Problem to solve » Reproduce the listing below character for character; drop every image.

Recorded information »
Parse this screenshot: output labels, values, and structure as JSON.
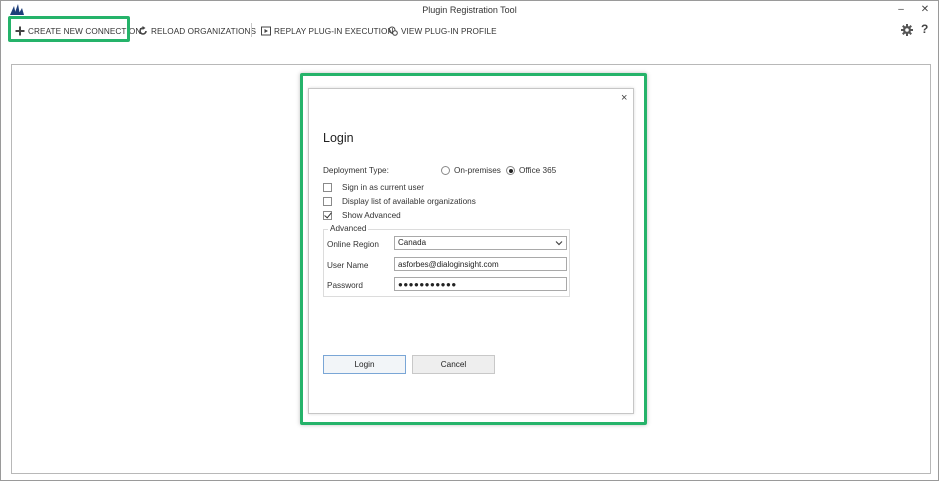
{
  "window": {
    "title": "Plugin Registration Tool",
    "minimize": "–",
    "close": "✕"
  },
  "toolbar": {
    "create_label": "CREATE NEW CONNECTION",
    "reload_label": "RELOAD ORGANIZATIONS",
    "replay_label": "REPLAY PLUG-IN EXECUTION",
    "profile_label": "VIEW PLUG-IN PROFILE",
    "help_label": "?",
    "icons": [
      "plus-icon",
      "reload-icon",
      "replay-icon",
      "profile-icon",
      "gear-icon",
      "help-icon"
    ]
  },
  "dialog": {
    "close": "×",
    "title": "Login",
    "deployment_label": "Deployment Type:",
    "deployment_options": [
      {
        "label": "On-premises",
        "selected": false
      },
      {
        "label": "Office 365",
        "selected": true
      }
    ],
    "checkboxes": [
      {
        "label": "Sign in as current user",
        "checked": false
      },
      {
        "label": "Display list of available organizations",
        "checked": false
      },
      {
        "label": "Show Advanced",
        "checked": true
      }
    ],
    "advanced": {
      "legend": "Advanced",
      "region_label": "Online Region",
      "region_value": "Canada",
      "user_label": "User Name",
      "user_value": "asforbes@dialoginsight.com",
      "password_label": "Password",
      "password_value": "●●●●●●●●●●●"
    },
    "login_button": "Login",
    "cancel_button": "Cancel"
  },
  "colors": {
    "highlight": "#25b36a",
    "login_border": "#7aa6d6"
  }
}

Worked solution »
Parse this screenshot: output labels, values, and structure as JSON.
{
  "window": {
    "title": "Plugin Registration Tool",
    "minimize": "–",
    "close": "✕"
  },
  "toolbar": {
    "create_label": "CREATE NEW CONNECTION",
    "reload_label": "RELOAD ORGANIZATIONS",
    "replay_label": "REPLAY PLUG-IN EXECUTION",
    "profile_label": "VIEW PLUG-IN PROFILE",
    "help_label": "?",
    "icons": [
      "plus-icon",
      "reload-icon",
      "replay-icon",
      "profile-icon",
      "gear-icon",
      "help-icon"
    ]
  },
  "dialog": {
    "close": "×",
    "title": "Login",
    "deployment_label": "Deployment Type:",
    "deployment_options": [
      {
        "label": "On-premises",
        "selected": false
      },
      {
        "label": "Office 365",
        "selected": true
      }
    ],
    "checkboxes": [
      {
        "label": "Sign in as current user",
        "checked": false
      },
      {
        "label": "Display list of available organizations",
        "checked": false
      },
      {
        "label": "Show Advanced",
        "checked": true
      }
    ],
    "advanced": {
      "legend": "Advanced",
      "region_label": "Online Region",
      "region_value": "Canada",
      "user_label": "User Name",
      "user_value": "asforbes@dialoginsight.com",
      "password_label": "Password",
      "password_value": "●●●●●●●●●●●"
    },
    "login_button": "Login",
    "cancel_button": "Cancel"
  },
  "colors": {
    "highlight": "#25b36a",
    "login_border": "#7aa6d6"
  }
}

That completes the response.